_CHALLENGE:_ For each line below that includes the word "Flucht", make a copy.

++++ DATA ENTRIES ++++

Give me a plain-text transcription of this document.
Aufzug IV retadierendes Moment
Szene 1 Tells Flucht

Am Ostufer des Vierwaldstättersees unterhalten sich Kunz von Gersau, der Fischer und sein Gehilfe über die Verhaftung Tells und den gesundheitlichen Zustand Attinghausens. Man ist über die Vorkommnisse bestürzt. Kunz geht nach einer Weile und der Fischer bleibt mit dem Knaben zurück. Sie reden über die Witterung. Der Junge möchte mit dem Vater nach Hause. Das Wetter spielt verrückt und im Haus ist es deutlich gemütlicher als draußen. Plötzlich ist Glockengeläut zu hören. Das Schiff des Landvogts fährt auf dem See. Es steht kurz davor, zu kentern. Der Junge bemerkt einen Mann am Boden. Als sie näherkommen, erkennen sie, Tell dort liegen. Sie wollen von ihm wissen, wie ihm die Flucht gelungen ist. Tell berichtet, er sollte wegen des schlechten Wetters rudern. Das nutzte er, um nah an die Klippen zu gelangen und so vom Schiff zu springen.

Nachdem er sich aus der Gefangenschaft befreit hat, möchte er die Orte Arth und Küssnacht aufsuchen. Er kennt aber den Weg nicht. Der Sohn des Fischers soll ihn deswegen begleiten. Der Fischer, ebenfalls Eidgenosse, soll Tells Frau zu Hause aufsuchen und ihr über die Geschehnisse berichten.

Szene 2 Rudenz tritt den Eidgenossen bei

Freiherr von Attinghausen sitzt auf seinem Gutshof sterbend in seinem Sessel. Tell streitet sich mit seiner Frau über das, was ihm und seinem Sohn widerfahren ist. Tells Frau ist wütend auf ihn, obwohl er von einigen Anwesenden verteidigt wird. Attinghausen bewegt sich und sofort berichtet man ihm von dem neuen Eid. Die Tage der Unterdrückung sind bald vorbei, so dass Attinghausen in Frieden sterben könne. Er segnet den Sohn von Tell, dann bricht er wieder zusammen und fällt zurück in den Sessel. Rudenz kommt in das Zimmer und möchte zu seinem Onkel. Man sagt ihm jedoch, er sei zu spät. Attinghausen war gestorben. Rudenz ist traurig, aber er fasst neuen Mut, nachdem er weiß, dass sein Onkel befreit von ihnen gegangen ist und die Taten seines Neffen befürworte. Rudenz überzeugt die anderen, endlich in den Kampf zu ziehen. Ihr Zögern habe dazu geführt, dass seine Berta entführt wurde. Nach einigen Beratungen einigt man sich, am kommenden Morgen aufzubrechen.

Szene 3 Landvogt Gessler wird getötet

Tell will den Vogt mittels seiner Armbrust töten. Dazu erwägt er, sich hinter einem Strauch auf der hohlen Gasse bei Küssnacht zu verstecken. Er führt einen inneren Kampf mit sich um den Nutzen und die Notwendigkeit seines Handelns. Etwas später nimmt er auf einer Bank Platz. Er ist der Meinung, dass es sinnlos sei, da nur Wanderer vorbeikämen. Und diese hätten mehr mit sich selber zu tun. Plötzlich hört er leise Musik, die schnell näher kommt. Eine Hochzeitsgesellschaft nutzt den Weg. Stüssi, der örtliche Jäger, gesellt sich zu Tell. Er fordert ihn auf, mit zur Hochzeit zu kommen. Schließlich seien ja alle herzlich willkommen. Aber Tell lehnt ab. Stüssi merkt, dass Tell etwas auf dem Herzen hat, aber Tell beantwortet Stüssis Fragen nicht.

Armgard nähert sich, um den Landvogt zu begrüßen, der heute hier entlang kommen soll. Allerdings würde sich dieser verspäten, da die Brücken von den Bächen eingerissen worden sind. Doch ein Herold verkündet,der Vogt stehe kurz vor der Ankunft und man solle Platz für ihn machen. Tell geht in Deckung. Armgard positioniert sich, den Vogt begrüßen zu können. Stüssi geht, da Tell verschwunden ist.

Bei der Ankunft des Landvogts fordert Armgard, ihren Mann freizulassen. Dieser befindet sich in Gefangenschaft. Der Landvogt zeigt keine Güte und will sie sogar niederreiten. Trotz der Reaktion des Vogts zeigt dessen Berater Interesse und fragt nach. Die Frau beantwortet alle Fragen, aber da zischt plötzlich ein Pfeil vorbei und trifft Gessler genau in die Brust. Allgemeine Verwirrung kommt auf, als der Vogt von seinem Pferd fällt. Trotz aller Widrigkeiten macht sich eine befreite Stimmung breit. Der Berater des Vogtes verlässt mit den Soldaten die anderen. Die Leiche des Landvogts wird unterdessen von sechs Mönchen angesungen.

++++

_ANSWER TO THIS TASK:_
Szene 1 Tells Flucht
Am Ostufer des Vierwaldstättersees unterhalten sich Kunz von Gersau, der Fischer und sein Gehilfe über die Verhaftung Tells und den gesundheitlichen Zustand Attinghausens. Man ist über die Vorkommnisse bestürzt. Kunz geht nach einer Weile und der Fischer bleibt mit dem Knaben zurück. Sie reden über die Witterung. Der Junge möchte mit dem Vater nach Hause. Das Wetter spielt verrückt und im Haus ist es deutlich gemütlicher als draußen. Plötzlich ist Glockengeläut zu hören. Das Schiff des Landvogts fährt auf dem See. Es steht kurz davor, zu kentern. Der Junge bemerkt einen Mann am Boden. Als sie näherkommen, erkennen sie, Tell dort liegen. Sie wollen von ihm wissen, wie ihm die Flucht gelungen ist. Tell berichtet, er sollte wegen des schlechten Wetters rudern. Das nutzte er, um nah an die Klippen zu gelangen und so vom Schiff zu springen.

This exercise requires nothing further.